Task description |
Across the data below, how many lines hold "Meikalainen"? Answer with that number and nothing else.

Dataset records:
--
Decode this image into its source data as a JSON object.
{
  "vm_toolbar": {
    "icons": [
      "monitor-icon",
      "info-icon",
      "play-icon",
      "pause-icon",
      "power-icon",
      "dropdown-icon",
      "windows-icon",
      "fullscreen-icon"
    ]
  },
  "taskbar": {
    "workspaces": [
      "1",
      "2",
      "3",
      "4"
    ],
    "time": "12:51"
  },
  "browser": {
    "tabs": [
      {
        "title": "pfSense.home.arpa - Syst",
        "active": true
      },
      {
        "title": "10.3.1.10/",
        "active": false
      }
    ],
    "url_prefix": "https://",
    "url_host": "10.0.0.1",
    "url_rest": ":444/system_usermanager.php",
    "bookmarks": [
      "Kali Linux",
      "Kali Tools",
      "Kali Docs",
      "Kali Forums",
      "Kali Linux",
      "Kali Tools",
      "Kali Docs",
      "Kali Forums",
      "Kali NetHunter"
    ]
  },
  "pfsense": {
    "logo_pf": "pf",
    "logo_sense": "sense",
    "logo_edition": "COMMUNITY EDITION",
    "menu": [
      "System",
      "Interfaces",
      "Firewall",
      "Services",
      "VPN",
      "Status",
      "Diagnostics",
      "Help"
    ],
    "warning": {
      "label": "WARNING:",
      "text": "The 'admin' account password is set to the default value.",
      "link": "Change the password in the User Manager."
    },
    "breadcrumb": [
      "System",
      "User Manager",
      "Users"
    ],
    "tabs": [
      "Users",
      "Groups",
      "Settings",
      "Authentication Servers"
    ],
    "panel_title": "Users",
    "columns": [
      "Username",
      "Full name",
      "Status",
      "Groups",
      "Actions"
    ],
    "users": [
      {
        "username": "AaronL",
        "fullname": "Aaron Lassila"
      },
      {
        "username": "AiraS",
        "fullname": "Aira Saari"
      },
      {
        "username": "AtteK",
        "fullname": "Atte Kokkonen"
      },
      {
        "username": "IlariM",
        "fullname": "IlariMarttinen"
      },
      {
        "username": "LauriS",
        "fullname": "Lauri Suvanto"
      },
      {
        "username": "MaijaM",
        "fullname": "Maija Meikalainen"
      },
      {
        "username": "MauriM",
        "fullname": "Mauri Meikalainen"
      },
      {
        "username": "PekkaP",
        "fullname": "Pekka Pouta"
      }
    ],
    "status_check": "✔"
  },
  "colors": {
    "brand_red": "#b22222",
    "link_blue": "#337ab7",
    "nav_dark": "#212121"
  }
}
--
The output |
2